*PROBLEM REQUIREMENTS*.
The records below must be copied in full; omit the images.

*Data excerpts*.
━━━━━━━━
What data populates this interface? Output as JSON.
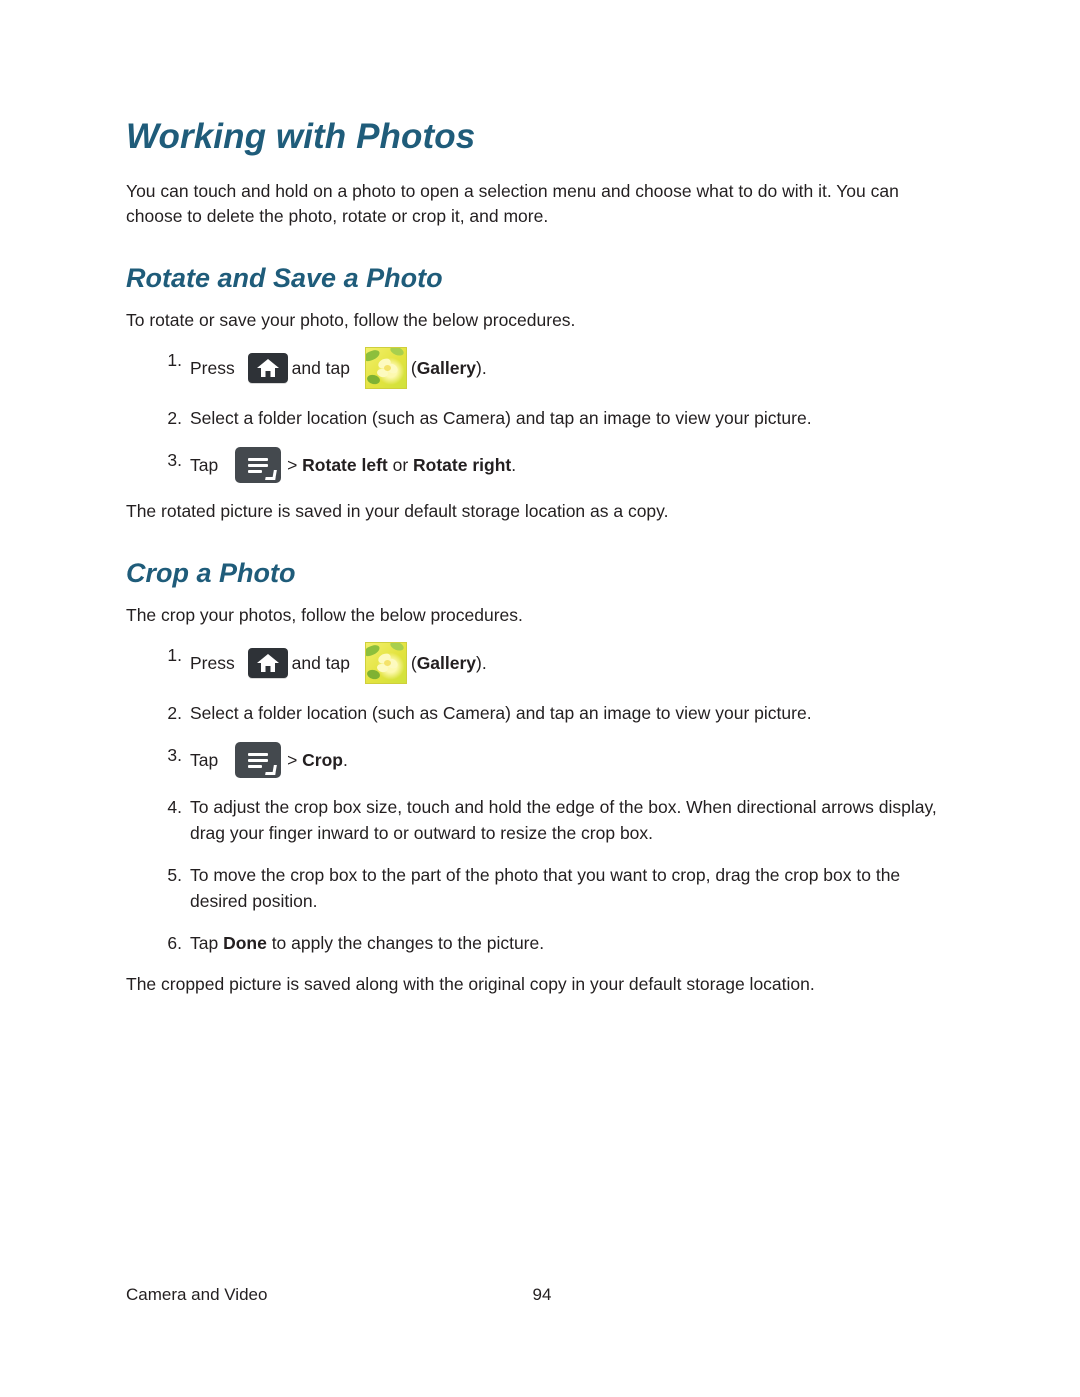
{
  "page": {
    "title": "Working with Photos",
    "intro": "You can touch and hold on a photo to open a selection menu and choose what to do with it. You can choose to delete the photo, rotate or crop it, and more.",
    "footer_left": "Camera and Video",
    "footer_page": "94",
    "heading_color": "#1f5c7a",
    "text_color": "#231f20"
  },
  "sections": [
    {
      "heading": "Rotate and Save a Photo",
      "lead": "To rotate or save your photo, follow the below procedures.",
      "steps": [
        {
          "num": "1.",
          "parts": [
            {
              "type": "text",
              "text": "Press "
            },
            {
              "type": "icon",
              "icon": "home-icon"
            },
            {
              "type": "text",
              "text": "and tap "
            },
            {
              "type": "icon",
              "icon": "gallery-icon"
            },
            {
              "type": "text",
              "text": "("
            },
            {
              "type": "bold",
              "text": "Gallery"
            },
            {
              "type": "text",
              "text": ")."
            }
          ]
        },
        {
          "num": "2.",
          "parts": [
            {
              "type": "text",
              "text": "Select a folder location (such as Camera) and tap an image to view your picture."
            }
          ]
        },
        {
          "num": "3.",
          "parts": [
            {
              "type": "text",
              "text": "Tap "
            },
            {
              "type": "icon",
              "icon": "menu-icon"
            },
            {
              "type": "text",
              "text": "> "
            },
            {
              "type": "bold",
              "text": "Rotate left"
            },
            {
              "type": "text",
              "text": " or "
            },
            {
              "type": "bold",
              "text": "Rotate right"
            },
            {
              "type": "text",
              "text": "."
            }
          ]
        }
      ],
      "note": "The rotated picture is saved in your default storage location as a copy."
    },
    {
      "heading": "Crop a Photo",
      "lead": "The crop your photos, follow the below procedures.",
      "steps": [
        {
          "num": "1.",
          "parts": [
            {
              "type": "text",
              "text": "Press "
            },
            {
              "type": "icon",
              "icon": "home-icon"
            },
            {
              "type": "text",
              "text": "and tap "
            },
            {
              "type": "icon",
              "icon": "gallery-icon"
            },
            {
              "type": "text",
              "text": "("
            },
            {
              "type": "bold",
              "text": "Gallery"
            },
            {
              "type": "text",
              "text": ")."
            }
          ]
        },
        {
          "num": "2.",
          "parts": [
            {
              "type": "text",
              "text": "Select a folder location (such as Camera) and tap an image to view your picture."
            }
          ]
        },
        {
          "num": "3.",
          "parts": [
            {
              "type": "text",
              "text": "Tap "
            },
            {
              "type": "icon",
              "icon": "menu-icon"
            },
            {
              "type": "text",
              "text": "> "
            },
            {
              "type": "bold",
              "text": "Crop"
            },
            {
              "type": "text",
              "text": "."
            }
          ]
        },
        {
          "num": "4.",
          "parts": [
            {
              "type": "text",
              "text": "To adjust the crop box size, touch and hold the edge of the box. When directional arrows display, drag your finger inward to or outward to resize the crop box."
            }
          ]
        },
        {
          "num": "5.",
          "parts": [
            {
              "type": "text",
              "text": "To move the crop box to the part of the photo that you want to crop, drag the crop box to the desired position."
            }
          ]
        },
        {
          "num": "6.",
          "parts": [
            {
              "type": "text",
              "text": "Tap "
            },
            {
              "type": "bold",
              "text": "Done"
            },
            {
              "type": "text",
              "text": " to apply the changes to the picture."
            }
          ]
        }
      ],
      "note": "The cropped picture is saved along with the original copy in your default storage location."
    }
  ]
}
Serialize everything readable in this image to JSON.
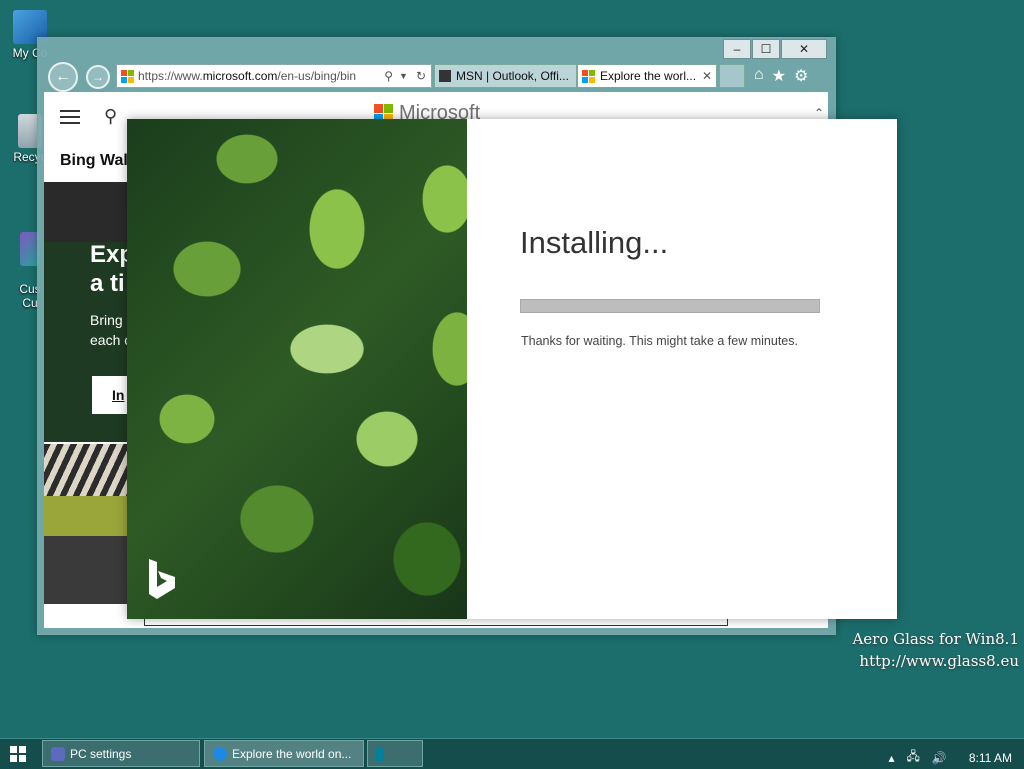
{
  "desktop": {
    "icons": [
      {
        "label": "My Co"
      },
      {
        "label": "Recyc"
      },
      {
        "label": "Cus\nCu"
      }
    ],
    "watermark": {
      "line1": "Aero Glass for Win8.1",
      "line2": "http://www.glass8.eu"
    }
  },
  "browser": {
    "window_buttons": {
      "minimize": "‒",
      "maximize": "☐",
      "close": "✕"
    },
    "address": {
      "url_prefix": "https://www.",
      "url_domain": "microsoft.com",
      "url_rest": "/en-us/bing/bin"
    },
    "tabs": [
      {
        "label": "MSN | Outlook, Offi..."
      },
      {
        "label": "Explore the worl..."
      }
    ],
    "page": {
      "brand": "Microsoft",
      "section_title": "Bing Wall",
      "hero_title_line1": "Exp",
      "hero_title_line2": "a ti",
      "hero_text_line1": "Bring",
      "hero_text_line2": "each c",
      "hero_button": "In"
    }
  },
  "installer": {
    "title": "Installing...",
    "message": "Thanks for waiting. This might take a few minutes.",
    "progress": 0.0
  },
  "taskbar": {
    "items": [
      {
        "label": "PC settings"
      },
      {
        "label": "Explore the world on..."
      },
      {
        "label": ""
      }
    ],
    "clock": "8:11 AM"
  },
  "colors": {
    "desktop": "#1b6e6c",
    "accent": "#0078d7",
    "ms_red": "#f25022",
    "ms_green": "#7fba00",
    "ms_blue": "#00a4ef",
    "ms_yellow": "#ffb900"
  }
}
━━━━━━━━
*OUTPUT OF THE EXERCISE*.
What data populates this interface? Output as JSON.
{
  "page": {
    "title": "Working with Photos",
    "intro": "You can touch and hold on a photo to open a selection menu and choose what to do with it. You can choose to delete the photo, rotate or crop it, and more.",
    "footer_left": "Camera and Video",
    "footer_page": "94",
    "heading_color": "#1f5c7a",
    "text_color": "#231f20"
  },
  "sections": [
    {
      "heading": "Rotate and Save a Photo",
      "lead": "To rotate or save your photo, follow the below procedures.",
      "steps": [
        {
          "num": "1.",
          "parts": [
            {
              "type": "text",
              "text": "Press "
            },
            {
              "type": "icon",
              "icon": "home-icon"
            },
            {
              "type": "text",
              "text": "and tap "
            },
            {
              "type": "icon",
              "icon": "gallery-icon"
            },
            {
              "type": "text",
              "text": "("
            },
            {
              "type": "bold",
              "text": "Gallery"
            },
            {
              "type": "text",
              "text": ")."
            }
          ]
        },
        {
          "num": "2.",
          "parts": [
            {
              "type": "text",
              "text": "Select a folder location (such as Camera) and tap an image to view your picture."
            }
          ]
        },
        {
          "num": "3.",
          "parts": [
            {
              "type": "text",
              "text": "Tap "
            },
            {
              "type": "icon",
              "icon": "menu-icon"
            },
            {
              "type": "text",
              "text": "> "
            },
            {
              "type": "bold",
              "text": "Rotate left"
            },
            {
              "type": "text",
              "text": " or "
            },
            {
              "type": "bold",
              "text": "Rotate right"
            },
            {
              "type": "text",
              "text": "."
            }
          ]
        }
      ],
      "note": "The rotated picture is saved in your default storage location as a copy."
    },
    {
      "heading": "Crop a Photo",
      "lead": "The crop your photos, follow the below procedures.",
      "steps": [
        {
          "num": "1.",
          "parts": [
            {
              "type": "text",
              "text": "Press "
            },
            {
              "type": "icon",
              "icon": "home-icon"
            },
            {
              "type": "text",
              "text": "and tap "
            },
            {
              "type": "icon",
              "icon": "gallery-icon"
            },
            {
              "type": "text",
              "text": "("
            },
            {
              "type": "bold",
              "text": "Gallery"
            },
            {
              "type": "text",
              "text": ")."
            }
          ]
        },
        {
          "num": "2.",
          "parts": [
            {
              "type": "text",
              "text": "Select a folder location (such as Camera) and tap an image to view your picture."
            }
          ]
        },
        {
          "num": "3.",
          "parts": [
            {
              "type": "text",
              "text": "Tap "
            },
            {
              "type": "icon",
              "icon": "menu-icon"
            },
            {
              "type": "text",
              "text": "> "
            },
            {
              "type": "bold",
              "text": "Crop"
            },
            {
              "type": "text",
              "text": "."
            }
          ]
        },
        {
          "num": "4.",
          "parts": [
            {
              "type": "text",
              "text": "To adjust the crop box size, touch and hold the edge of the box. When directional arrows display, drag your finger inward to or outward to resize the crop box."
            }
          ]
        },
        {
          "num": "5.",
          "parts": [
            {
              "type": "text",
              "text": "To move the crop box to the part of the photo that you want to crop, drag the crop box to the desired position."
            }
          ]
        },
        {
          "num": "6.",
          "parts": [
            {
              "type": "text",
              "text": "Tap "
            },
            {
              "type": "bold",
              "text": "Done"
            },
            {
              "type": "text",
              "text": " to apply the changes to the picture."
            }
          ]
        }
      ],
      "note": "The cropped picture is saved along with the original copy in your default storage location."
    }
  ]
}
Serialize everything readable in this image to JSON.
{
  "desktop": {
    "icons": [
      {
        "label": "My Co"
      },
      {
        "label": "Recyc"
      },
      {
        "label": "Cus\nCu"
      }
    ],
    "watermark": {
      "line1": "Aero Glass for Win8.1",
      "line2": "http://www.glass8.eu"
    }
  },
  "browser": {
    "window_buttons": {
      "minimize": "‒",
      "maximize": "☐",
      "close": "✕"
    },
    "address": {
      "url_prefix": "https://www.",
      "url_domain": "microsoft.com",
      "url_rest": "/en-us/bing/bin"
    },
    "tabs": [
      {
        "label": "MSN | Outlook, Offi..."
      },
      {
        "label": "Explore the worl..."
      }
    ],
    "page": {
      "brand": "Microsoft",
      "section_title": "Bing Wall",
      "hero_title_line1": "Exp",
      "hero_title_line2": "a ti",
      "hero_text_line1": "Bring",
      "hero_text_line2": "each c",
      "hero_button": "In"
    }
  },
  "installer": {
    "title": "Installing...",
    "message": "Thanks for waiting. This might take a few minutes.",
    "progress": 0.0
  },
  "taskbar": {
    "items": [
      {
        "label": "PC settings"
      },
      {
        "label": "Explore the world on..."
      },
      {
        "label": ""
      }
    ],
    "clock": "8:11 AM"
  },
  "colors": {
    "desktop": "#1b6e6c",
    "accent": "#0078d7",
    "ms_red": "#f25022",
    "ms_green": "#7fba00",
    "ms_blue": "#00a4ef",
    "ms_yellow": "#ffb900"
  }
}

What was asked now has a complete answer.